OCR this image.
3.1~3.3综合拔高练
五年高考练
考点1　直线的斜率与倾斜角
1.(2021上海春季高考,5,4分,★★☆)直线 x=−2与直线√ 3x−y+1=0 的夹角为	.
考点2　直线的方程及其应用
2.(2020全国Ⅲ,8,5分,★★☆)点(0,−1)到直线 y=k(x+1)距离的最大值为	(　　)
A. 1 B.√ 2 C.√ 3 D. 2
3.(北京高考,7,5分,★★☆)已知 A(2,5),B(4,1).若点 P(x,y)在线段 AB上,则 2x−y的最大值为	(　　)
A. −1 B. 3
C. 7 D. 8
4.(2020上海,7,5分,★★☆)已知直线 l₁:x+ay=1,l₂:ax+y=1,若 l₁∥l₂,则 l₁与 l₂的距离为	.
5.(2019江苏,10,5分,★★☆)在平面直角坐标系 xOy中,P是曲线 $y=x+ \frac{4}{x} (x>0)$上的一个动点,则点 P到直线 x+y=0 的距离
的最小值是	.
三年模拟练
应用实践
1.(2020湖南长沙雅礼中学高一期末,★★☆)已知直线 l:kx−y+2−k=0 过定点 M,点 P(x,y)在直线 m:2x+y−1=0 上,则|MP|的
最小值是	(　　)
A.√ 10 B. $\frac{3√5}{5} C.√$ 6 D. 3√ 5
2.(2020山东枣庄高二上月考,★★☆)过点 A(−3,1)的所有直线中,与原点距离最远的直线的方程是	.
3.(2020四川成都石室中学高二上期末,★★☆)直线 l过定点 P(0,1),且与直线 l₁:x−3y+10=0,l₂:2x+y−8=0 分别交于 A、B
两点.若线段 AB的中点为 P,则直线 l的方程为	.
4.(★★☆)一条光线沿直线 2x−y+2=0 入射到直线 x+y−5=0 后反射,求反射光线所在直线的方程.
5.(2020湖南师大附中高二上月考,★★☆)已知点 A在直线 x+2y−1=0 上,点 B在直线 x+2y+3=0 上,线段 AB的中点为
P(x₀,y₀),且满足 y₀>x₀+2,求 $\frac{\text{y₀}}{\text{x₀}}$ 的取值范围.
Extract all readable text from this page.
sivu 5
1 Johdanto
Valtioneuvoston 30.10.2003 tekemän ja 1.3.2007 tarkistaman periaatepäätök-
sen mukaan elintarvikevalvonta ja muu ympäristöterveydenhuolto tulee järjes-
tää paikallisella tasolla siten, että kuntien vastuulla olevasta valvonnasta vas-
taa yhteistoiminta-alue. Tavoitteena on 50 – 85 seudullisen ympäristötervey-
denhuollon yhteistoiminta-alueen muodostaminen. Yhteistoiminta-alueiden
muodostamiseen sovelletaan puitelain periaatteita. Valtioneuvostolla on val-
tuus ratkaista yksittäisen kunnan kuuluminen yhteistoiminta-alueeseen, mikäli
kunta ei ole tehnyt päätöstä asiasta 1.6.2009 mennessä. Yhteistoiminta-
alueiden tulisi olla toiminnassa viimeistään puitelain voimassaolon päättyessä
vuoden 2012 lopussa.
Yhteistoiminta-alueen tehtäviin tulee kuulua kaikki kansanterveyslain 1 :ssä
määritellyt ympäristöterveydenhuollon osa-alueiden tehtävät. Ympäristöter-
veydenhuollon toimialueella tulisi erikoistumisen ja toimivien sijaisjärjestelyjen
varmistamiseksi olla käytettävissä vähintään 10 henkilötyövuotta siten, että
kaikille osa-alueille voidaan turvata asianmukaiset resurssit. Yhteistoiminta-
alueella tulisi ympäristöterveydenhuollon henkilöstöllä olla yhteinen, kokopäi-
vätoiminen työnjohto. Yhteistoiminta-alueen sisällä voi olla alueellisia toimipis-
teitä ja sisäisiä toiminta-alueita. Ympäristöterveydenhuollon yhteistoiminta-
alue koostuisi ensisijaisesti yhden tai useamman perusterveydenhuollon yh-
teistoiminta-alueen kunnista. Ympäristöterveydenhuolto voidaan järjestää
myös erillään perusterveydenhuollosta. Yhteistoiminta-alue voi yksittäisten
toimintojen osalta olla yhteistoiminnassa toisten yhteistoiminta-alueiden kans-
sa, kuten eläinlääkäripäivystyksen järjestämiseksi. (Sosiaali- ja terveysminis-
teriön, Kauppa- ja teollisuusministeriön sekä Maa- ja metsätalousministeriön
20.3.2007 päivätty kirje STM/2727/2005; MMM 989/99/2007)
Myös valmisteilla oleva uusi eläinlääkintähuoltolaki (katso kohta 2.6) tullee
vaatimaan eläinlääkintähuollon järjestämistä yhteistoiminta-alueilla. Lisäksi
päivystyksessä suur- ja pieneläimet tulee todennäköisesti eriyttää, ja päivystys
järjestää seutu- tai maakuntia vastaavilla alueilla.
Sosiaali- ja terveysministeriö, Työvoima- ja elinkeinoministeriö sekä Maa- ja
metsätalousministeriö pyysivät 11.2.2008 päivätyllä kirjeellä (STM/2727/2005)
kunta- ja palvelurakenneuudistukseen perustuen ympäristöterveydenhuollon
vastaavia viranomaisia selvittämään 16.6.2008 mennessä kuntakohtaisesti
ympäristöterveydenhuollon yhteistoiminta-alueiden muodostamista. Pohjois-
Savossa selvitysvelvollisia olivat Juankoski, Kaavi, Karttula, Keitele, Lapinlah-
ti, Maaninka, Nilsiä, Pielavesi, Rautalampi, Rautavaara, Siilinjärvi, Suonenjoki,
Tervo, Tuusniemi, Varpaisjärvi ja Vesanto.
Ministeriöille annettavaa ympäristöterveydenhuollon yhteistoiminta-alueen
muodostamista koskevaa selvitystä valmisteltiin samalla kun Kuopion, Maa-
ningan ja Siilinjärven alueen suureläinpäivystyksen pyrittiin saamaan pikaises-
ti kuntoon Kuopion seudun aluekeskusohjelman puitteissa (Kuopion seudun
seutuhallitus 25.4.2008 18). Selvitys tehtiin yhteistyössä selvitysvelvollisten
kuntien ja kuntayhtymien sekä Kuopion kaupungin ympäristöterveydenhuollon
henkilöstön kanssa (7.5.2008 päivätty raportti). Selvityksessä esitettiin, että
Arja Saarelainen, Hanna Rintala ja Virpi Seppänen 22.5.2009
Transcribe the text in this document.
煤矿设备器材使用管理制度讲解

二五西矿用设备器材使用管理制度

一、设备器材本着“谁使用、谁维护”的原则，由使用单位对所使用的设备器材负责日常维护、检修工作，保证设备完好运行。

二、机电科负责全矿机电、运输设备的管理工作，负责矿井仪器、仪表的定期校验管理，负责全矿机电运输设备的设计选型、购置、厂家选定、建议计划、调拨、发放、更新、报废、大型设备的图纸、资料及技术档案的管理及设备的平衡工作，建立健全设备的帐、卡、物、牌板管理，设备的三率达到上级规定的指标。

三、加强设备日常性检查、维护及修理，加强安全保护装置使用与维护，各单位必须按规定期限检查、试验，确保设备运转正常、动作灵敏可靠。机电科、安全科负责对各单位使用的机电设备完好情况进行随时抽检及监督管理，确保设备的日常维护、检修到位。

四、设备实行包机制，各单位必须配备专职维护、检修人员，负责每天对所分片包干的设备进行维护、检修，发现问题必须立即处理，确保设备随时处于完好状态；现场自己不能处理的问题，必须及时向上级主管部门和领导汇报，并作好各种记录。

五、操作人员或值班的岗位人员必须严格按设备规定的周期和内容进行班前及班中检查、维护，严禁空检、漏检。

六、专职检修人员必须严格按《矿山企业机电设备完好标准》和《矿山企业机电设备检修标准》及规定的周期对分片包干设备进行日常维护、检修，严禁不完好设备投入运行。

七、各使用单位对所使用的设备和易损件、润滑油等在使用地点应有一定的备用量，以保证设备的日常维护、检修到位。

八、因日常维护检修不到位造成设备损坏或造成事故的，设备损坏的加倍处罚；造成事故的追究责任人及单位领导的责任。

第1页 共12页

################

#### TASK REQUIREMENTS
Set down exactly what runs from the line with "Transcribe the text in this document." to the last line of the data above, including both of those lines and no others.

#### WRITTEN SOLUTION
Transcribe the text in this document.
煤矿设备器材使用管理制度讲解

二五西矿用设备器材使用管理制度

一、设备器材本着“谁使用、谁维护”的原则，由使用单位对所使用的设备器材负责日常维护、检修工作，保证设备完好运行。

二、机电科负责全矿机电、运输设备的管理工作，负责矿井仪器、仪表的定期校验管理，负责全矿机电运输设备的设计选型、购置、厂家选定、建议计划、调拨、发放、更新、报废、大型设备的图纸、资料及技术档案的管理及设备的平衡工作，建立健全设备的帐、卡、物、牌板管理，设备的三率达到上级规定的指标。

三、加强设备日常性检查、维护及修理，加强安全保护装置使用与维护，各单位必须按规定期限检查、试验，确保设备运转正常、动作灵敏可靠。机电科、安全科负责对各单位使用的机电设备完好情况进行随时抽检及监督管理，确保设备的日常维护、检修到位。

四、设备实行包机制，各单位必须配备专职维护、检修人员，负责每天对所分片包干的设备进行维护、检修，发现问题必须立即处理，确保设备随时处于完好状态；现场自己不能处理的问题，必须及时向上级主管部门和领导汇报，并作好各种记录。

五、操作人员或值班的岗位人员必须严格按设备规定的周期和内容进行班前及班中检查、维护，严禁空检、漏检。

六、专职检修人员必须严格按《矿山企业机电设备完好标准》和《矿山企业机电设备检修标准》及规定的周期对分片包干设备进行日常维护、检修，严禁不完好设备投入运行。

七、各使用单位对所使用的设备和易损件、润滑油等在使用地点应有一定的备用量，以保证设备的日常维护、检修到位。

八、因日常维护检修不到位造成设备损坏或造成事故的，设备损坏的加倍处罚；造成事故的追究责任人及单位领导的责任。

第1页 共12页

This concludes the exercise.